■ **What needs to be done**
Pictures within the data are to be left out; everything else must be reproduced exactly.

[Dataset items]
··········

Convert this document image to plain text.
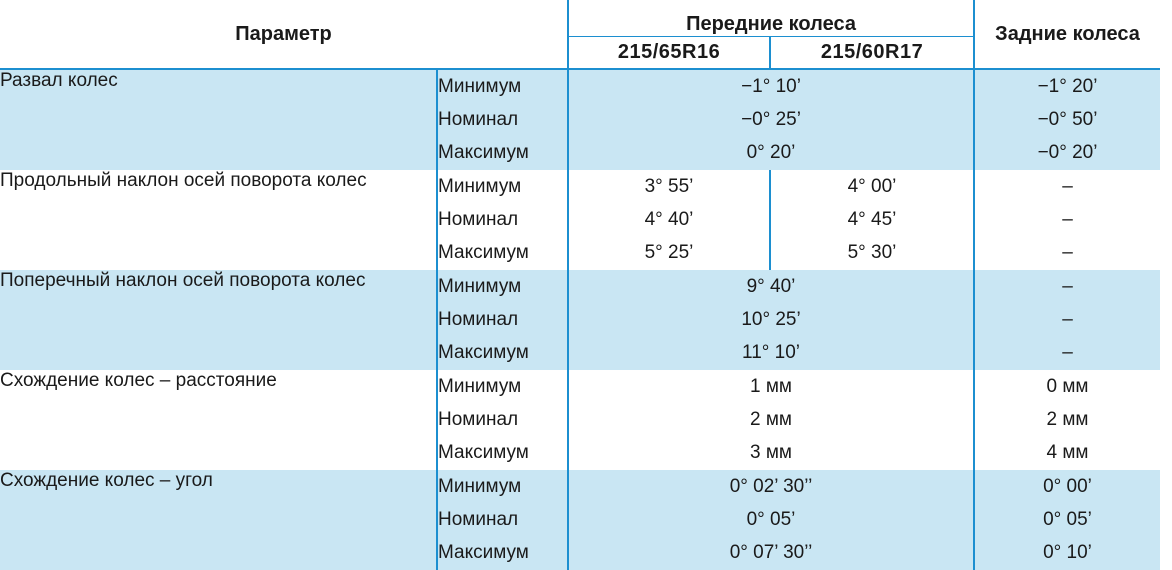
Параметр		Передние колеса		Задние колеса
		215/65R16	215/60R17	
Развал колес	Минимум	−1° 10’		−1° 20’
	Номинал	−0° 25’		−0° 50’
	Максимум	0° 20’		−0° 20’
Продольный наклон осей поворота колес	Минимум	3° 55’	4° 00’	–
	Номинал	4° 40’	4° 45’	–
	Максимум	5° 25’	5° 30’	–
Поперечный наклон осей поворота колес	Минимум	9° 40’		–
	Номинал	10° 25’		–
	Максимум	11° 10’		–
Схождение колес – расстояние	Минимум	1 мм		0 мм
	Номинал	2 мм		2 мм
	Максимум	3 мм		4 мм
Схождение колес – угол	Минимум	0° 02’ 30’’		0° 00’
	Номинал	0° 05’		0° 05’
	Максимум	0° 07’ 30’’		0° 10’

··········

■ **Written response**
Convert this document image to plain text.
Параметр		Передние колеса		Задние колеса
		215/65R16	215/60R17	
Развал колес	Минимум	−1° 10’		−1° 20’
	Номинал	−0° 25’		−0° 50’
	Максимум	0° 20’		−0° 20’
Продольный наклон осей поворота колес	Минимум	3° 55’	4° 00’	–
	Номинал	4° 40’	4° 45’	–
	Максимум	5° 25’	5° 30’	–
Поперечный наклон осей поворота колес	Минимум	9° 40’		–
	Номинал	10° 25’		–
	Максимум	11° 10’		–
Схождение колес – расстояние	Минимум	1 мм		0 мм
	Номинал	2 мм		2 мм
	Максимум	3 мм		4 мм
Схождение колес – угол	Минимум	0° 02’ 30’’		0° 00’
	Номинал	0° 05’		0° 05’
	Максимум	0° 07’ 30’’		0° 10’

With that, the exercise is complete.